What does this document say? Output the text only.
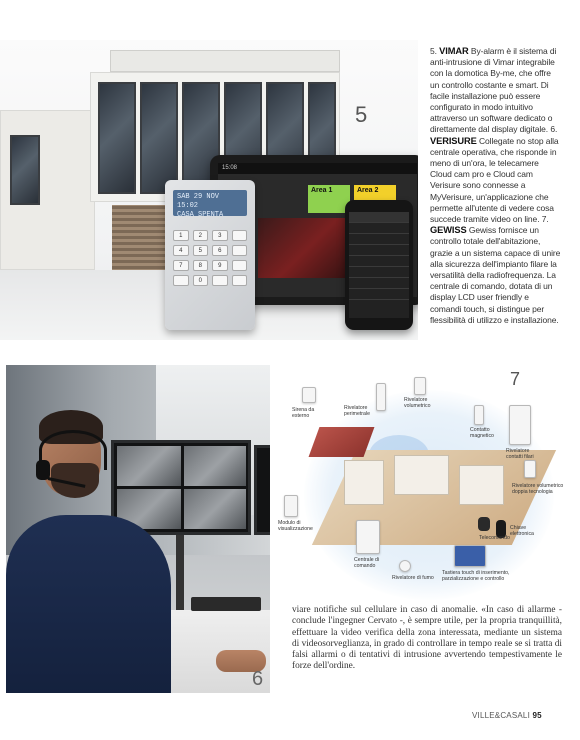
5
15:08
Area 1	Area 2
SAB 29 NOV 15:02
CASA SPENTA
1	2	3
4	5	6
7	8	9
0

5. VIMAR By-alarm è il sistema di anti-intrusione di Vimar integrabile con la domotica By-me, che offre un controllo costante e smart. Di facile installazione può essere configurato in modo intuitivo attraverso un software dedicato o direttamente dal display digitale. 6. VERISURE Collegate no stop alla centrale operativa, che risponde in meno di un'ora, le telecamere Cloud cam pro e Cloud cam Verisure sono connesse a MyVerisure, un'applicazione che permette all'utente di vedere cosa succede tramite video on line. 7. GEWISS Gewiss fornisce un controllo totale dell'abitazione, grazie a un sistema capace di unire alla sicurezza dell'impianto filare la versatilità della radiofrequenza. La centrale di comando, dotata di un display LCD user friendly e comandi touch, si distingue per flessibilità di utilizzo e installazione.

6
7
Sirena da esterno
Rivelatore perimetrale
Rivelatore volumetrico
Contatto magnetico
Rivelatore contatti filari
Rivelatore volumetrico doppia tecnologia
Modulo di visualizzazione	Chiave elettronica
Telecomando
Centrale di comando
Rivelatore di fumo
Tastiera touch di inserimento, parzializzazione e controllo
viare notifiche sul cellulare in caso di anomalie. «In caso di allarme - conclude l'ingegner Cervato -, è sempre utile, per la propria tranquillità, effettuare la video verifica della zona interessata, mediante un sistema di videosorveglianza, in grado di controllare in tempo reale se si tratta di falsi allarmi o di tentativi di intrusione avvertendo tempestivamente le forze dell'ordine.
VILLE&CASALI 95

**WHAT THE EXERCISE ASKS**
Repeat every record above exactly, but leave out any pictures.

**COMPLETED EXERCISE**
What does this document say? Output the text only.
5
15:08
Area 1	Area 2
SAB 29 NOV 15:02
CASA SPENTA
1	2	3
4	5	6
7	8	9
0

5. VIMAR By-alarm è il sistema di anti-intrusione di Vimar integrabile con la domotica By-me, che offre un controllo costante e smart. Di facile installazione può essere configurato in modo intuitivo attraverso un software dedicato o direttamente dal display digitale. 6. VERISURE Collegate no stop alla centrale operativa, che risponde in meno di un'ora, le telecamere Cloud cam pro e Cloud cam Verisure sono connesse a MyVerisure, un'applicazione che permette all'utente di vedere cosa succede tramite video on line. 7. GEWISS Gewiss fornisce un controllo totale dell'abitazione, grazie a un sistema capace di unire alla sicurezza dell'impianto filare la versatilità della radiofrequenza. La centrale di comando, dotata di un display LCD user friendly e comandi touch, si distingue per flessibilità di utilizzo e installazione.

6
7
Sirena da esterno
Rivelatore perimetrale
Rivelatore volumetrico
Contatto magnetico
Rivelatore contatti filari
Rivelatore volumetrico doppia tecnologia
Modulo di visualizzazione	Chiave elettronica
Telecomando
Centrale di comando
Rivelatore di fumo
Tastiera touch di inserimento, parzializzazione e controllo
viare notifiche sul cellulare in caso di anomalie. «In caso di allarme - conclude l'ingegner Cervato -, è sempre utile, per la propria tranquillità, effettuare la video verifica della zona interessata, mediante un sistema di videosorveglianza, in grado di controllare in tempo reale se si tratta di falsi allarmi o di tentativi di intrusione avvertendo tempestivamente le forze dell'ordine.
VILLE&CASALI 95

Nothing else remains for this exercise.